DATASET RECORDS:

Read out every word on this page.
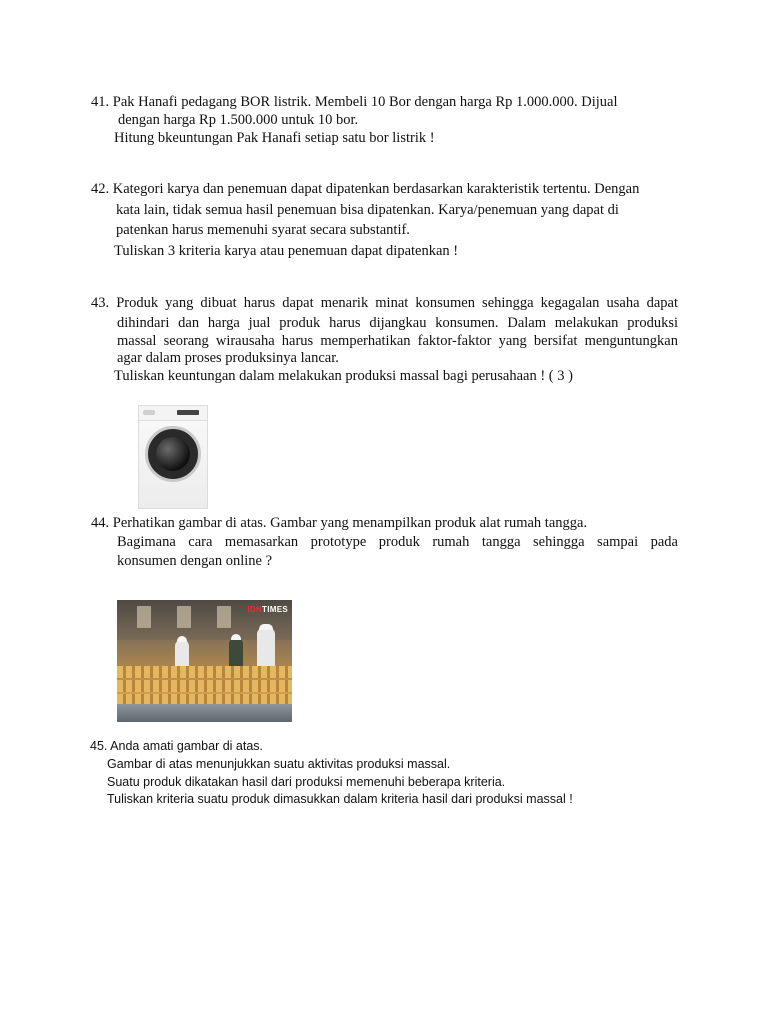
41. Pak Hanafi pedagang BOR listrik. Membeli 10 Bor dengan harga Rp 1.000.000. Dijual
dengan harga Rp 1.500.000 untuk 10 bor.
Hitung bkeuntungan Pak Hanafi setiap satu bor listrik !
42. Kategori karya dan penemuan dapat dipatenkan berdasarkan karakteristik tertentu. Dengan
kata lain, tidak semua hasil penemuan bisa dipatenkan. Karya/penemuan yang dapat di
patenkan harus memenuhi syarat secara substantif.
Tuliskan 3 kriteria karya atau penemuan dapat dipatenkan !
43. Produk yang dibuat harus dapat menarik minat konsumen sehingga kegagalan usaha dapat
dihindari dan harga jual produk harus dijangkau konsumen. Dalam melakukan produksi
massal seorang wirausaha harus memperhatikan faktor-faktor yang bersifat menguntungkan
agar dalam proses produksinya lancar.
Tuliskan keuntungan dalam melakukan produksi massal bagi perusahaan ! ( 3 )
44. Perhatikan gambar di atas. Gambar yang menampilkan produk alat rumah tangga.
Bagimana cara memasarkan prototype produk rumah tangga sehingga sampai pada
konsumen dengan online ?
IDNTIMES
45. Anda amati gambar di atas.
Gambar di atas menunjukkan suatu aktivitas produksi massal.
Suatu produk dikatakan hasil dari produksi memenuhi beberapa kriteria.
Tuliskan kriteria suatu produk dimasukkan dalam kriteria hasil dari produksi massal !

WHAT YOU WILL DO: Go over the data above and copy every line that has the word "yang" in it.

EXERCISE ANSWER:
kata lain, tidak semua hasil penemuan bisa dipatenkan. Karya/penemuan yang dapat di
43. Produk yang dibuat harus dapat menarik minat konsumen sehingga kegagalan usaha dapat
massal seorang wirausaha harus memperhatikan faktor-faktor yang bersifat menguntungkan
44. Perhatikan gambar di atas. Gambar yang menampilkan produk alat rumah tangga.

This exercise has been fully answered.